Task requirements — Take the lines from the one containing "Read this page and output its text content." through the final line below and restate them exactly. Omit the pictures.

Dataset records —
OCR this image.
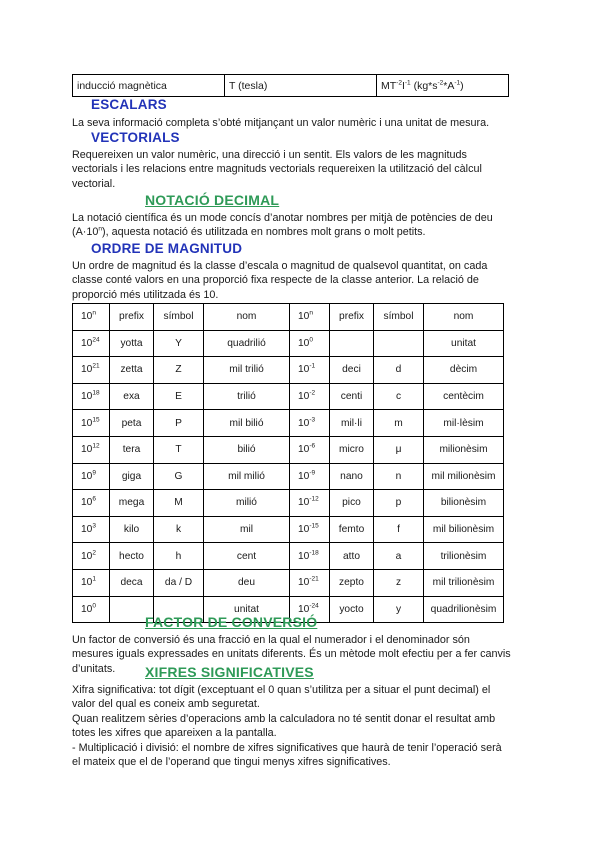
inducció magnètica	T (tesla)	$MT^{-2}I^{-1}$ $(kg*s^{-2}*A^{-1})$
ESCALARS
La seva informació completa s’obté mitjançant un valor numèric i una unitat de mesura.
VECTORIALS
Requereixen un valor numèric, una direcció i un sentit. Els valors de les magnituds vectorials i les relacions entre magnituds vectorials requereixen la utilització del càlcul vectorial.
NOTACIÓ DECIMAL
La notació científica és un mode concís d’anotar nombres per mitjà de potències de deu $(A\cdot 10^n)$, aquesta notació és utilitzada en nombres molt grans o molt petits.
ORDRE DE MAGNITUD
Un ordre de magnitud és la classe d’escala o magnitud de qualsevol quantitat, on cada classe conté valors en una proporció fixa respecte de la classe anterior. La relació de proporció més utilitzada és 10.
10$^n$	prefix	símbol	nom	10$^n$	prefix	símbol	nom
$10^{24}$	yotta	Y	quadrilió	$10^0$			unitat
$10^{21}$	zetta	Z	mil trilió	$10^{-1}$	deci	d	dècim
$10^{18}$	exa	E	trilió	$10^{-2}$	centi	c	centècim
$10^{15}$	peta	P	mil bilió	$10^{-3}$	mil·li	m	mil·lèsim
$10^{12}$	tera	T	bilió	$10^{-6}$	micro	μ	milionèsim
$10^9$	giga	G	mil milió	$10^{-9}$	nano	n	mil milionèsim
$10^6$	mega	M	milió	$10^{-12}$	pico	p	bilionèsim
$10^3$	kilo	k	mil	$10^{-15}$	femto	f	mil bilionèsim
$10^2$	hecto	h	cent	$10^{-18}$	atto	a	trilionèsim
$10^1$	deca	da / D	deu	$10^{-21}$	zepto	z	mil trilionèsim
$10^0$			unitat	$10^{-24}$	yocto	y	quadrilionèsim
FACTOR DE CONVERSIÓ
Un factor de conversió és una fracció en la qual el numerador i el denominador són mesures iguals expressades en unitats diferents. És un mètode molt efectiu per a fer canvis d’unitats.	XIFRES SIGNIFICATIVES
Xifra significativa: tot dígit (exceptuant el 0 quan s’utilitza per a situar el punt decimal) el valor del qual es coneix amb seguretat.
Quan realitzem sèries d’operacions amb la calculadora no té sentit donar el resultat amb totes les xifres que apareixen a la pantalla.
- Multiplicació i divisió: el nombre de xifres significatives que haurà de tenir l’operació serà el mateix que el de l’operand que tingui menys xifres significatives.
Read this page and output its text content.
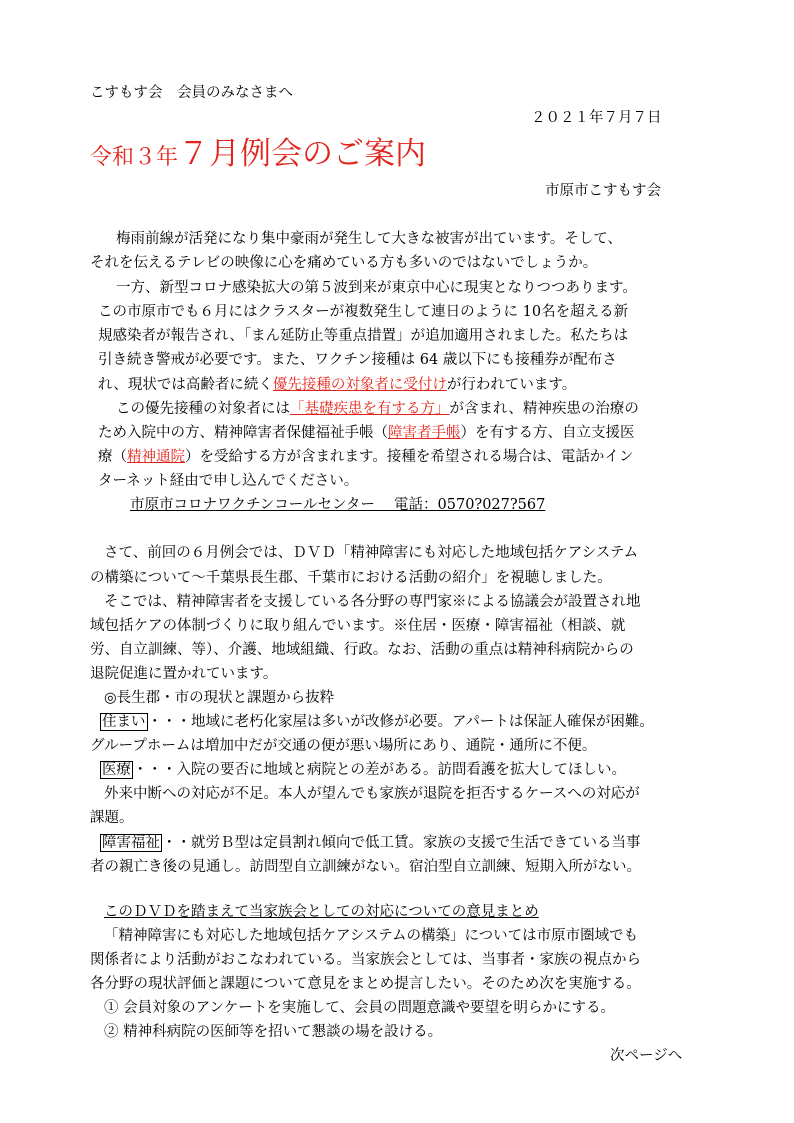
こすもす会　会員のみなさまへ
２０２１年７月７日
令和３年７月例会のご案内
市原市こすもす会
梅雨前線が活発になり集中豪雨が発生して大きな被害が出ています。そして、
それを伝えるテレビの映像に心を痛めている方も多いのではないでしょうか。
一方、新型コロナ感染拡大の第５波到来が東京中心に現実となりつつあります。
この市原市でも６月にはクラスターが複数発生して連日のように 10名を超える新
規感染者が報告され、「まん延防止等重点措置」が追加適用されました。私たちは
引き続き警戒が必要です。また、ワクチン接種は 64 歳以下にも接種券が配布さ
れ、現状では高齢者に続く優先接種の対象者に受付けが行われています。
この優先接種の対象者には「基礎疾患を有する方」が含まれ、精神疾患の治療の
ため入院中の方、精神障害者保健福祉手帳（障害者手帳）を有する方、自立支援医
療（精神通院）を受給する方が含まれます。接種を希望される場合は、電話かイン
ターネット経由で申し込んでください。
市原市コロナワクチンコールセンター　 電話：0570?027?567
さて、前回の６月例会では、ＤＶＤ「精神障害にも対応した地域包括ケアシステム
の構築について〜千葉県長生郡、千葉市における活動の紹介」を視聴しました。
そこでは、精神障害者を支援している各分野の専門家※による協議会が設置され地
域包括ケアの体制づくりに取り組んでいます。※住居・医療・障害福祉（相談、就
労、自立訓練、等）、介護、地域組織、行政。なお、活動の重点は精神科病院からの
退院促進に置かれています。
◎長生郡・市の現状と課題から抜粋
住まい ・・・地域に老朽化家屋は多いが改修が必要。アパートは保証人確保が困難。
グループホームは増加中だが交通の便が悪い場所にあり、通院・通所に不便。
医療 ・・・入院の要否に地域と病院との差がある。訪問看護を拡大してほしい。
外来中断への対応が不足。本人が望んでも家族が退院を拒否するケースへの対応が
課題。
障害福祉 ・・就労Ｂ型は定員割れ傾向で低工賃。家族の支援で生活できている当事
者の親亡き後の見通し。訪問型自立訓練がない。宿泊型自立訓練、短期入所がない。
このＤＶＤを踏まえて当家族会としての対応についての意見まとめ
「精神障害にも対応した地域包括ケアシステムの構築」については市原市圏域でも
関係者により活動がおこなわれている。当家族会としては、当事者・家族の視点から
各分野の現状評価と課題について意見をまとめ提言したい。そのため次を実施する。
① 会員対象のアンケートを実施して、会員の問題意識や要望を明らかにする。
② 精神科病院の医師等を招いて懇談の場を設ける。
次ページへ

Correct answer —
Read this page and output its text content.
こすもす会　会員のみなさまへ
２０２１年７月７日
令和３年７月例会のご案内
市原市こすもす会
梅雨前線が活発になり集中豪雨が発生して大きな被害が出ています。そして、
それを伝えるテレビの映像に心を痛めている方も多いのではないでしょうか。
一方、新型コロナ感染拡大の第５波到来が東京中心に現実となりつつあります。
この市原市でも６月にはクラスターが複数発生して連日のように 10名を超える新
規感染者が報告され、「まん延防止等重点措置」が追加適用されました。私たちは
引き続き警戒が必要です。また、ワクチン接種は 64 歳以下にも接種券が配布さ
れ、現状では高齢者に続く優先接種の対象者に受付けが行われています。
この優先接種の対象者には「基礎疾患を有する方」が含まれ、精神疾患の治療の
ため入院中の方、精神障害者保健福祉手帳（障害者手帳）を有する方、自立支援医
療（精神通院）を受給する方が含まれます。接種を希望される場合は、電話かイン
ターネット経由で申し込んでください。
市原市コロナワクチンコールセンター　 電話：0570?027?567
さて、前回の６月例会では、ＤＶＤ「精神障害にも対応した地域包括ケアシステム
の構築について〜千葉県長生郡、千葉市における活動の紹介」を視聴しました。
そこでは、精神障害者を支援している各分野の専門家※による協議会が設置され地
域包括ケアの体制づくりに取り組んでいます。※住居・医療・障害福祉（相談、就
労、自立訓練、等）、介護、地域組織、行政。なお、活動の重点は精神科病院からの
退院促進に置かれています。
◎長生郡・市の現状と課題から抜粋
住まい ・・・地域に老朽化家屋は多いが改修が必要。アパートは保証人確保が困難。
グループホームは増加中だが交通の便が悪い場所にあり、通院・通所に不便。
医療 ・・・入院の要否に地域と病院との差がある。訪問看護を拡大してほしい。
外来中断への対応が不足。本人が望んでも家族が退院を拒否するケースへの対応が
課題。
障害福祉 ・・就労Ｂ型は定員割れ傾向で低工賃。家族の支援で生活できている当事
者の親亡き後の見通し。訪問型自立訓練がない。宿泊型自立訓練、短期入所がない。
このＤＶＤを踏まえて当家族会としての対応についての意見まとめ
「精神障害にも対応した地域包括ケアシステムの構築」については市原市圏域でも
関係者により活動がおこなわれている。当家族会としては、当事者・家族の視点から
各分野の現状評価と課題について意見をまとめ提言したい。そのため次を実施する。
① 会員対象のアンケートを実施して、会員の問題意識や要望を明らかにする。
② 精神科病院の医師等を招いて懇談の場を設ける。
次ページへ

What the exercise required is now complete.